■ Data

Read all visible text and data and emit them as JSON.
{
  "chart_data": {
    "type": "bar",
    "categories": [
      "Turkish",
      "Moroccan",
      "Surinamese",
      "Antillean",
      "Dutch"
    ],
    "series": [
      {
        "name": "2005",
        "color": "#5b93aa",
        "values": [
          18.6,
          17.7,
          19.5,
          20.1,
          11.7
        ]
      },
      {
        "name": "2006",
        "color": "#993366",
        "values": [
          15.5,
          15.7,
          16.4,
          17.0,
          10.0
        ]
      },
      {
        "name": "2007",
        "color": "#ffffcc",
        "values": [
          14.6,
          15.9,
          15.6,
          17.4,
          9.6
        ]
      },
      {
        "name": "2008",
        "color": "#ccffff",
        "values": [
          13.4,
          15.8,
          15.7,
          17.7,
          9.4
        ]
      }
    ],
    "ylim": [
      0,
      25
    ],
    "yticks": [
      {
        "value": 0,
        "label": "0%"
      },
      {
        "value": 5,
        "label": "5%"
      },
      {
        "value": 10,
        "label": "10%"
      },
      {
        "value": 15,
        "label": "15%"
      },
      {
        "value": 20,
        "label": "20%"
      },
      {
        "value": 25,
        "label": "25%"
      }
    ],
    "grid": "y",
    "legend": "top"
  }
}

■ Task instructions
Copy every record above exactly as it appears.

■ Reply
Read all visible text and data and emit them as JSON.
{
  "chart_data": {
    "type": "bar",
    "categories": [
      "Turkish",
      "Moroccan",
      "Surinamese",
      "Antillean",
      "Dutch"
    ],
    "series": [
      {
        "name": "2005",
        "color": "#5b93aa",
        "values": [
          18.6,
          17.7,
          19.5,
          20.1,
          11.7
        ]
      },
      {
        "name": "2006",
        "color": "#993366",
        "values": [
          15.5,
          15.7,
          16.4,
          17.0,
          10.0
        ]
      },
      {
        "name": "2007",
        "color": "#ffffcc",
        "values": [
          14.6,
          15.9,
          15.6,
          17.4,
          9.6
        ]
      },
      {
        "name": "2008",
        "color": "#ccffff",
        "values": [
          13.4,
          15.8,
          15.7,
          17.7,
          9.4
        ]
      }
    ],
    "ylim": [
      0,
      25
    ],
    "yticks": [
      {
        "value": 0,
        "label": "0%"
      },
      {
        "value": 5,
        "label": "5%"
      },
      {
        "value": 10,
        "label": "10%"
      },
      {
        "value": 15,
        "label": "15%"
      },
      {
        "value": 20,
        "label": "20%"
      },
      {
        "value": 25,
        "label": "25%"
      }
    ],
    "grid": "y",
    "legend": "top"
  }
}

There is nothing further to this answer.